- Short problem -
Collect all lines from the records below that include the word "here".

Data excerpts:

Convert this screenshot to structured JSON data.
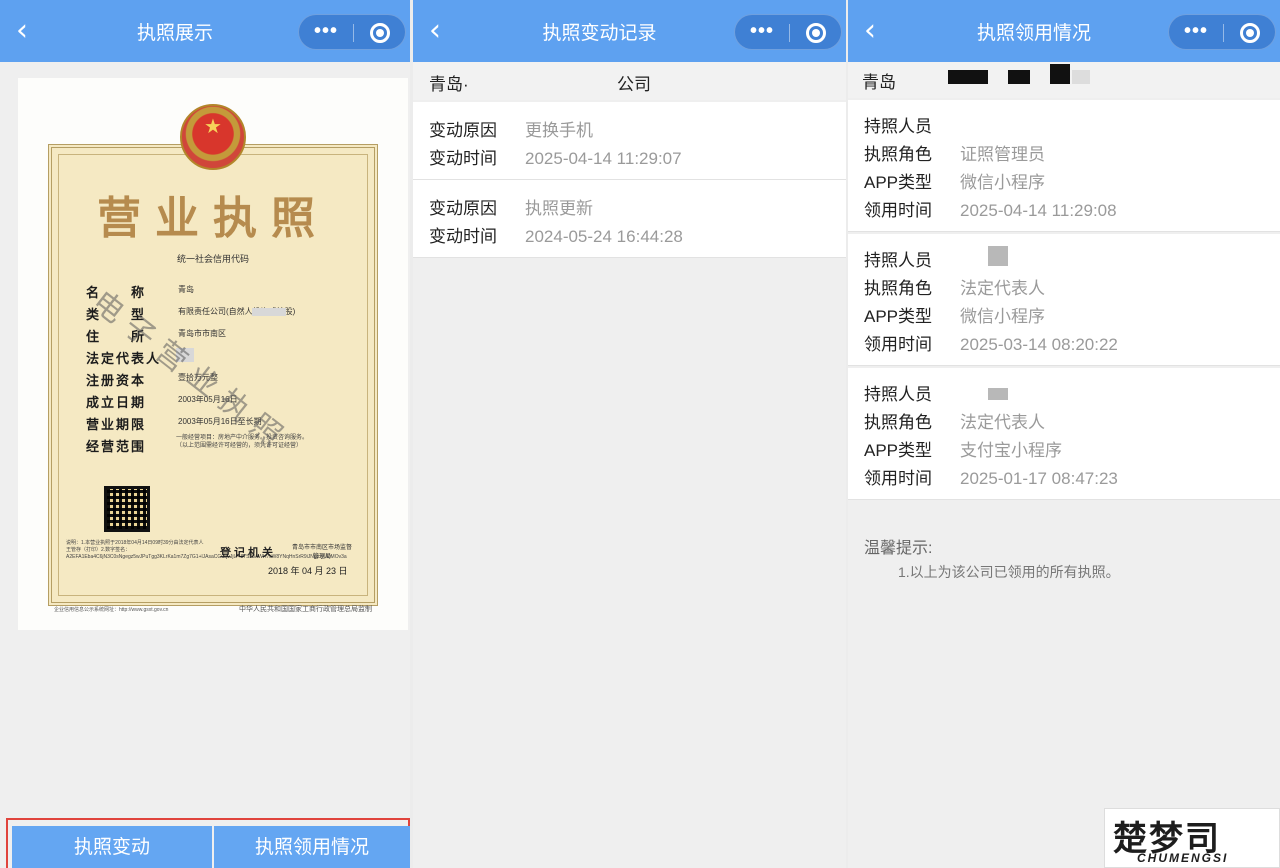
{
  "panel1": {
    "nav": {
      "back": "‹",
      "title": "执照展示",
      "more": "•••"
    },
    "certificate": {
      "title": "营业执照",
      "code_label": "统一社会信用代码",
      "rows": [
        {
          "label": "名　　称",
          "value": "青岛"
        },
        {
          "label": "类　　型",
          "value": "有限责任公司(自然人投资或控股)"
        },
        {
          "label": "住　　所",
          "value": "青岛市市南区"
        },
        {
          "label": "法定代表人",
          "value": ""
        },
        {
          "label": "注册资本",
          "value": "壹拾万元整"
        },
        {
          "label": "成立日期",
          "value": "2003年05月16日"
        },
        {
          "label": "营业期限",
          "value": "2003年05月16日至长期"
        },
        {
          "label": "经营范围",
          "value": ""
        }
      ],
      "scope_text": "一般经营项目：房地产中介服务。投资咨询服务。（以上范围需经许可经营的，须凭许可证经营）",
      "notes": "说明：1.本营业执照于2018年04月14日09时39分由法定代表人王管存（打印）2.数字签名：A2EFA1Eba4C6jN3C0sNgegz5wJPuTgg3KLrKa1m7Zg7G1+lJAsaCGC/jvJjL/+87S58AWH7LW8YNqHnSrR9iJNgmyUDMOv3a",
      "reg_org": "登记机关",
      "reg_org_name": "青岛市市南区市场监督管理局",
      "reg_date": "2018 年 04 月 23 日",
      "watermark": "电子营业执照",
      "footer_left": "企业信用信息公示系统网址：http://www.gsxt.gov.cn",
      "footer_right": "中华人民共和国国家工商行政管理总局监制"
    },
    "buttons": {
      "change": "执照变动",
      "usage": "执照领用情况"
    }
  },
  "panel2": {
    "nav": {
      "back": "‹",
      "title": "执照变动记录",
      "more": "•••"
    },
    "company_a": "青岛·",
    "company_b": "公司",
    "records": [
      {
        "reason_label": "变动原因",
        "reason": "更换手机",
        "time_label": "变动时间",
        "time": "2025-04-14 11:29:07"
      },
      {
        "reason_label": "变动原因",
        "reason": "执照更新",
        "time_label": "变动时间",
        "time": "2024-05-24 16:44:28"
      }
    ]
  },
  "panel3": {
    "nav": {
      "back": "‹",
      "title": "执照领用情况",
      "more": "•••"
    },
    "company": "青岛",
    "usages": [
      {
        "holder_label": "持照人员",
        "holder": "",
        "role_label": "执照角色",
        "role": "证照管理员",
        "app_label": "APP类型",
        "app": "微信小程序",
        "time_label": "领用时间",
        "time": "2025-04-14 11:29:08"
      },
      {
        "holder_label": "持照人员",
        "holder": "",
        "role_label": "执照角色",
        "role": "法定代表人",
        "app_label": "APP类型",
        "app": "微信小程序",
        "time_label": "领用时间",
        "time": "2025-03-14 08:20:22"
      },
      {
        "holder_label": "持照人员",
        "holder": "",
        "role_label": "执照角色",
        "role": "法定代表人",
        "app_label": "APP类型",
        "app": "支付宝小程序",
        "time_label": "领用时间",
        "time": "2025-01-17 08:47:23"
      }
    ],
    "tip_title": "温馨提示:",
    "tip_line": "1.以上为该公司已领用的所有执照。"
  },
  "logo": {
    "mark": "楚梦司",
    "text": "CHUMENGSI"
  },
  "colors": {
    "nav": "#5ea1f0",
    "capsule": "#3f80d4",
    "button": "#64a6f2",
    "highlight": "#e0443c"
  }
}
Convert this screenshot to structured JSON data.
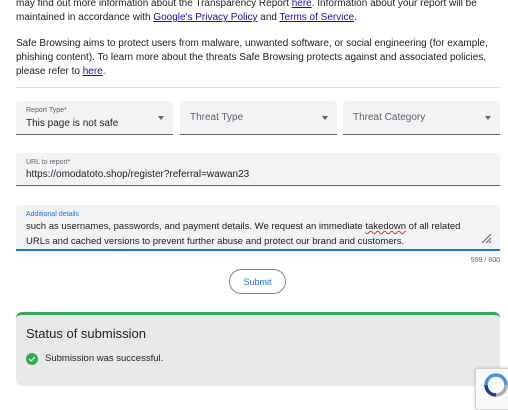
{
  "intro": {
    "line1_a": "may find out more information about the Transparency Report ",
    "line1_link": "here",
    "line1_b": ". Information about your report will be",
    "line2_a": "maintained in accordance with ",
    "privacy_link": "Google's Privacy Policy",
    "line2_and": " and ",
    "terms_link": "Terms of Service",
    "line2_end": "."
  },
  "about": {
    "text": "Safe Browsing aims to protect users from malware, unwanted software, or social engineering (for example, phishing content). To learn more about the threats Safe Browsing protects against and associated policies, please refer to ",
    "link": "here",
    "end": "."
  },
  "report_type": {
    "label": "Report Type*",
    "value": "This page is not safe"
  },
  "threat_type": {
    "placeholder": "Threat Type"
  },
  "threat_category": {
    "placeholder": "Threat Category"
  },
  "url_field": {
    "label": "URL to report*",
    "value": "https://omodatoto.shop/register?referral=wawan23"
  },
  "details": {
    "label": "Additional details",
    "line1_a": "such as usernames, passwords, and payment details. We request an immediate ",
    "line1_misspelled": "takedown",
    "line1_b": " of all related",
    "line2": "URLs and cached versions to prevent further abuse and protect our brand and customers.",
    "counter": "599 / 800"
  },
  "submit_label": "Submit",
  "status": {
    "title": "Status of submission",
    "message": "Submission was successful."
  },
  "colors": {
    "accent": "#1a73e8",
    "success": "#34a853",
    "link": "#1a0dab"
  },
  "icons": [
    "dropdown-caret-icon",
    "resize-handle-icon",
    "check-circle-icon",
    "recaptcha-icon"
  ]
}
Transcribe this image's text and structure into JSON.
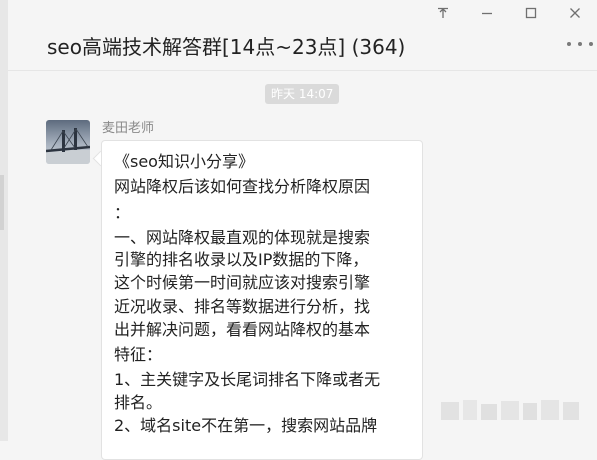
{
  "window": {
    "pin_icon": "pin-icon",
    "minimize_icon": "minimize-icon",
    "maximize_icon": "maximize-icon",
    "close_icon": "close-icon"
  },
  "header": {
    "title": "seo高端技术解答群[14点~23点] (364)",
    "more_icon": "more-dots-icon"
  },
  "chat": {
    "timestamp": "昨天 14:07",
    "message": {
      "sender": "麦田老师",
      "lines": [
        "《seo知识小分享》",
        "网站降权后该如何查找分析降权原因",
        "：",
        "一、网站降权最直观的体现就是搜索",
        "引擎的排名收录以及IP数据的下降，",
        "这个时候第一时间就应该对搜索引擎",
        "近况收录、排名等数据进行分析，找",
        "出并解决问题，看看网站降权的基本",
        "特征：",
        "1、主关键字及长尾词排名下降或者无",
        "排名。",
        "2、域名site不在第一，搜索网站品牌"
      ]
    }
  },
  "colors": {
    "background": "#f5f5f5",
    "bubble": "#ffffff",
    "timestamp_bg": "#dadada"
  }
}
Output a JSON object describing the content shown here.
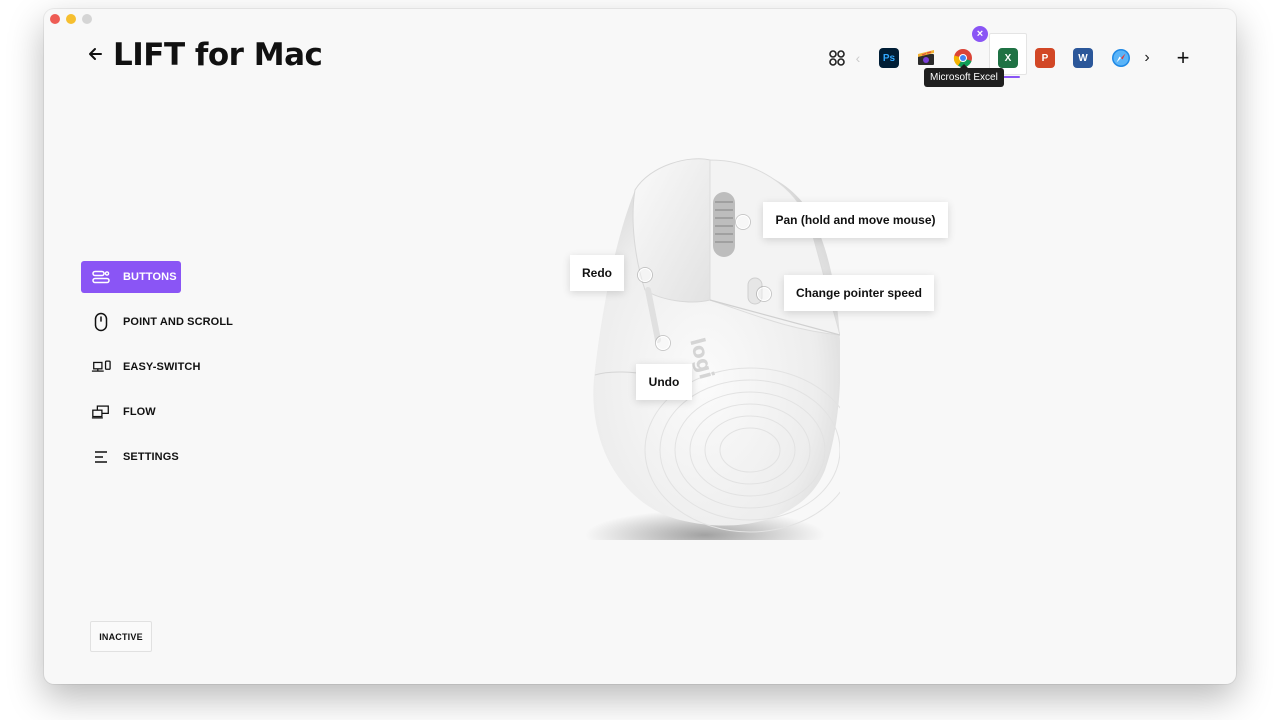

- Full response -
    "line1_link": "here",
    "link": "here",
Output a JSON object describing the content shown here.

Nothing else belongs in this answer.